---------- STORED ROWS ----------

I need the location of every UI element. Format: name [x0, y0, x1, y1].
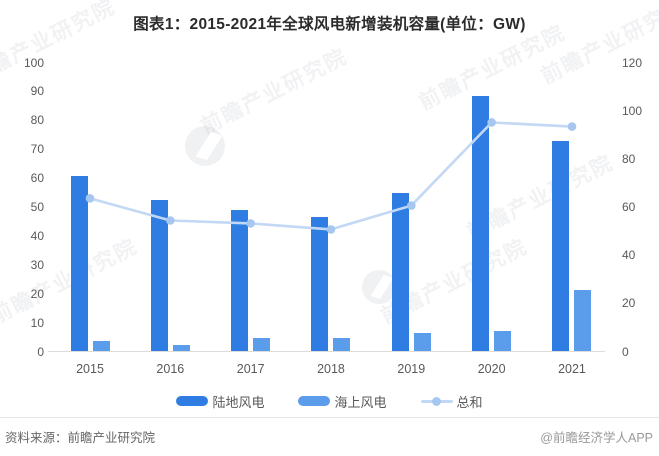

----------
---------- STORED ROWS ----------

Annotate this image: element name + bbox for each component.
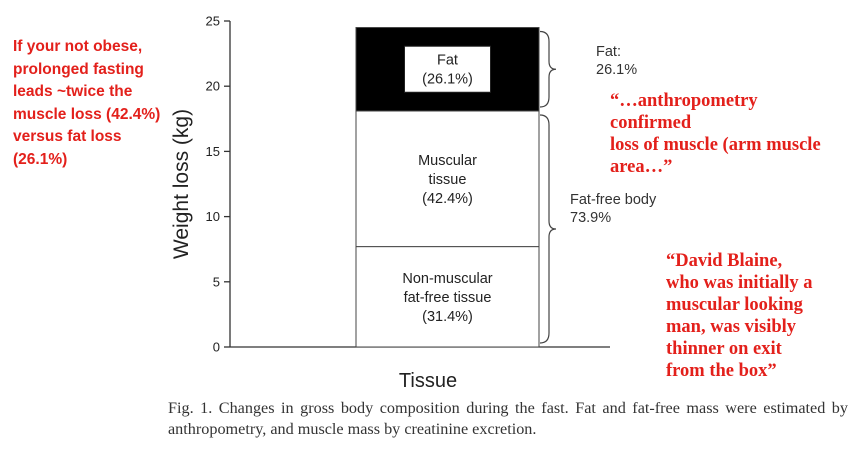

----------
---------- STORED ROWS ----------

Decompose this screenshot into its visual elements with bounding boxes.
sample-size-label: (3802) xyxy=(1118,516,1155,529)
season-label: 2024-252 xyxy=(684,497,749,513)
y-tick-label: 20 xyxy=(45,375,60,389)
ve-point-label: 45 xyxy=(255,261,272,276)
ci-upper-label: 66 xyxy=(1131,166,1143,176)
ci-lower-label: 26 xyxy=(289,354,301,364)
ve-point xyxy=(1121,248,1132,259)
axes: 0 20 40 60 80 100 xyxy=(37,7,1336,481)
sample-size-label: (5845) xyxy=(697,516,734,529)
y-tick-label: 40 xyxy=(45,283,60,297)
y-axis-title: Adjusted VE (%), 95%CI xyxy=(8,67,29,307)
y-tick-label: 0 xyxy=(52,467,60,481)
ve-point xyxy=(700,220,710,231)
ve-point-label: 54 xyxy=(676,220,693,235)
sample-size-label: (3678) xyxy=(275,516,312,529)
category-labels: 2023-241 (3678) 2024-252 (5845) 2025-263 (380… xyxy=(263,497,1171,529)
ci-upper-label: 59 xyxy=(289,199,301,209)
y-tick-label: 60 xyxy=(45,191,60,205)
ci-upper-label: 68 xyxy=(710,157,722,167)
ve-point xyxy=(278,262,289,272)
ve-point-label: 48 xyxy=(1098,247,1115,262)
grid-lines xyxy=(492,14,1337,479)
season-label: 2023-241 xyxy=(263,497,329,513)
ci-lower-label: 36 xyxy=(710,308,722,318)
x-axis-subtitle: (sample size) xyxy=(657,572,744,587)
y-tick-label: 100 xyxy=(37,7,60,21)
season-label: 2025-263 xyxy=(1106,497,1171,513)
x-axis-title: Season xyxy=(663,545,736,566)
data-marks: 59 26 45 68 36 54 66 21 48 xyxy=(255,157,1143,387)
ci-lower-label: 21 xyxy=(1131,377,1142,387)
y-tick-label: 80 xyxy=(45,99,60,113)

----------

STATED TASK =>
Please pick out every line of the records that contains the string "lower", and copy each one. Matching is case-sensitive.

ANSWER TO THE TASK =>
ci-lower-label: 26 xyxy=(289,354,301,364)
ci-lower-label: 36 xyxy=(710,308,722,318)
ci-lower-label: 21 xyxy=(1131,377,1142,387)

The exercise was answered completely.